• _AIM_
Show every line in the entries below where the word "this" appears.

****

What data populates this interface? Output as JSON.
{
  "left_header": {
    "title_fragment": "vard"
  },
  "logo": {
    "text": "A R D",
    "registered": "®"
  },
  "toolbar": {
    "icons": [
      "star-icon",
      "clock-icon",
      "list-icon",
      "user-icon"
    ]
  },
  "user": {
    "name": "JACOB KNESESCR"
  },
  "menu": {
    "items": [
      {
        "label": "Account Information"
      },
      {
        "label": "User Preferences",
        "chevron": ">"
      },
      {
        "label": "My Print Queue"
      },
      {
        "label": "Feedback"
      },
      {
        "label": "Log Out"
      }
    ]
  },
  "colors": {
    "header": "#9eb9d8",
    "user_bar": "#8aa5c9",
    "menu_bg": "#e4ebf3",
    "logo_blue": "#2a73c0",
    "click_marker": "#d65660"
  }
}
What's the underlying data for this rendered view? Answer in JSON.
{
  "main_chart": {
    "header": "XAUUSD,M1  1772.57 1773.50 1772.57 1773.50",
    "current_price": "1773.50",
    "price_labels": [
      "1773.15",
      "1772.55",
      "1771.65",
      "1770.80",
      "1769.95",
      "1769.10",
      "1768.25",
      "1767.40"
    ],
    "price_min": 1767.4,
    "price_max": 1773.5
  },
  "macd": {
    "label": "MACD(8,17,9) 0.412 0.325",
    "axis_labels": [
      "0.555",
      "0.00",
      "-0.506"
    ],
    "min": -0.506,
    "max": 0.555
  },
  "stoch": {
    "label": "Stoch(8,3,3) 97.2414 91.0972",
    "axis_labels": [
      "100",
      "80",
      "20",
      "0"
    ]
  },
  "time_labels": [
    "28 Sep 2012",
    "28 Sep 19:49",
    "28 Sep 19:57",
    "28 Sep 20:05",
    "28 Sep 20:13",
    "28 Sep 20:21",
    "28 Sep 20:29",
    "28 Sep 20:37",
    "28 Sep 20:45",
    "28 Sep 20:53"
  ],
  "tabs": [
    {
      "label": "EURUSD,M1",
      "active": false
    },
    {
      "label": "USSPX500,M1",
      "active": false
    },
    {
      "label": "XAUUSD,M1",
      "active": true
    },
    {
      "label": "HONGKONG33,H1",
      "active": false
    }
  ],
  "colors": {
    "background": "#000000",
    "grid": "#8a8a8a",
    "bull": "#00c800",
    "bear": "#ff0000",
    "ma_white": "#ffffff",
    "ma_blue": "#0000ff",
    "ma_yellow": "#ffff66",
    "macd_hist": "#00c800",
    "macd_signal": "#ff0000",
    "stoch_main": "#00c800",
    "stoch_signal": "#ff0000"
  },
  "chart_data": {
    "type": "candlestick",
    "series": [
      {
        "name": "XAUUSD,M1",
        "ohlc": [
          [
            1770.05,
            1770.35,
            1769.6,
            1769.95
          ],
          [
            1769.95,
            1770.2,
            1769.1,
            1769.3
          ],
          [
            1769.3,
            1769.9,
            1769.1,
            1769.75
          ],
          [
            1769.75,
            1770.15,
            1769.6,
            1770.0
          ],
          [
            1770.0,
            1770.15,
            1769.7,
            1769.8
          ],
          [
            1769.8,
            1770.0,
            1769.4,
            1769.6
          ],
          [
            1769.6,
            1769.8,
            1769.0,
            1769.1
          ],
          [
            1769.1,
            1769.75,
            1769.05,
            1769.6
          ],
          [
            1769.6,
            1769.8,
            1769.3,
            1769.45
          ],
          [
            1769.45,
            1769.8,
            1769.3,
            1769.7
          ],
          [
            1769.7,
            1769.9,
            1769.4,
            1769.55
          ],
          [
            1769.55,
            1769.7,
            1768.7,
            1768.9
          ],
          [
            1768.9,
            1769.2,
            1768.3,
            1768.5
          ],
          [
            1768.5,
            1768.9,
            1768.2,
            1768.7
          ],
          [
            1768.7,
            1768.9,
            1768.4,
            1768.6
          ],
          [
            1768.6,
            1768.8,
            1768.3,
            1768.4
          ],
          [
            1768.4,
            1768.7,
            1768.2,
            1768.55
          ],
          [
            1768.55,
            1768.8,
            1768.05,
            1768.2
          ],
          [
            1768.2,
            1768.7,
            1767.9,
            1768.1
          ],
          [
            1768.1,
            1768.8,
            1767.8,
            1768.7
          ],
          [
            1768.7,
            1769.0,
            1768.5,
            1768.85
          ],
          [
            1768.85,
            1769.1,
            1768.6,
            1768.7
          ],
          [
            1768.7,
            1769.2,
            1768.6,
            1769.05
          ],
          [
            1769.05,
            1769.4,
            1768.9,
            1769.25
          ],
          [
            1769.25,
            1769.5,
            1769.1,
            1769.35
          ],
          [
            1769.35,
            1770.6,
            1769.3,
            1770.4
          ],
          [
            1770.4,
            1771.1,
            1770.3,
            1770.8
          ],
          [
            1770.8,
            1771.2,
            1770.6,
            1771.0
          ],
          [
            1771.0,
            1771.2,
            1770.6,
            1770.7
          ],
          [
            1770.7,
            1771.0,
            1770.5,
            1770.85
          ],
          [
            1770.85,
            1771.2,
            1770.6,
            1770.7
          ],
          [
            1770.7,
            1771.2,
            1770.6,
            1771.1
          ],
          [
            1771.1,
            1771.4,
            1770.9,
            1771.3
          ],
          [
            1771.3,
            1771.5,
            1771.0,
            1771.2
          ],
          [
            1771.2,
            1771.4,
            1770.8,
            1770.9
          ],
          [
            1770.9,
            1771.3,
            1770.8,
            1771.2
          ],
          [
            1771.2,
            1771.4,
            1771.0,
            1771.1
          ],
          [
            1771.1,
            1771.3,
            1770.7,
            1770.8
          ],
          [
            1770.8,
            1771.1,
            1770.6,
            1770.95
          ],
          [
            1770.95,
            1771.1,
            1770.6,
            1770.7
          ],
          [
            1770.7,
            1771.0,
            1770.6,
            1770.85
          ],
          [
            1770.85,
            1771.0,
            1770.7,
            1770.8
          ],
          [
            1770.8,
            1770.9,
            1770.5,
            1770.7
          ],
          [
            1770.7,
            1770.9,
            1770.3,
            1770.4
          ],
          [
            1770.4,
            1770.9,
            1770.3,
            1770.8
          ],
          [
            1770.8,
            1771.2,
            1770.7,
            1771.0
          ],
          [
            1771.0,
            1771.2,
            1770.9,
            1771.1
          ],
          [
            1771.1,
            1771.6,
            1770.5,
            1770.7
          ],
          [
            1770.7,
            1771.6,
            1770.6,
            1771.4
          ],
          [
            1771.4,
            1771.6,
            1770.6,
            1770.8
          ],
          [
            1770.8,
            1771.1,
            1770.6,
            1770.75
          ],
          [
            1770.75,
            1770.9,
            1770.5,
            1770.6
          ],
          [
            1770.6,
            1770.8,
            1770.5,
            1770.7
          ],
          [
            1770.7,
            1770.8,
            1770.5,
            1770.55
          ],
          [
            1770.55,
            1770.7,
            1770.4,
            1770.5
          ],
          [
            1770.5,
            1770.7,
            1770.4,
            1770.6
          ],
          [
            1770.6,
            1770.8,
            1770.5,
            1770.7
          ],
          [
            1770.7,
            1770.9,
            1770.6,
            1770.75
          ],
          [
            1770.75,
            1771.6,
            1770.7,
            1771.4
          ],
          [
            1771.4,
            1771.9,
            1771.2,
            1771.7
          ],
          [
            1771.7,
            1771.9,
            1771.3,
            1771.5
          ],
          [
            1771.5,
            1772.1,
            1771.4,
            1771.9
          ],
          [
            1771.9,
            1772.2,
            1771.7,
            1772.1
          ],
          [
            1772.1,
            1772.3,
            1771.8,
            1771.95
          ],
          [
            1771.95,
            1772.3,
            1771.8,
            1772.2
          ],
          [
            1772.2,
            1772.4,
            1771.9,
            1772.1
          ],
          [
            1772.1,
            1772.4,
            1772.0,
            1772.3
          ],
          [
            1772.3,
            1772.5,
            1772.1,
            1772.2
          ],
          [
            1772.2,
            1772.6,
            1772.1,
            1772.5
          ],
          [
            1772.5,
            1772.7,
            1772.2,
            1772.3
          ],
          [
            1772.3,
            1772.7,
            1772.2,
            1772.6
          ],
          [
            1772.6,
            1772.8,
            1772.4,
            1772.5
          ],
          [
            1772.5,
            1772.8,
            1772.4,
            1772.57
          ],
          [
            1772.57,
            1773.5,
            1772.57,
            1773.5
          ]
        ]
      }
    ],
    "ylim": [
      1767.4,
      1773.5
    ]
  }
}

****

• _OUTPUT OF THE TASK_
What data populates this interface? Output as JSON.
What's the underlying data for this rendered view? Answer in JSON.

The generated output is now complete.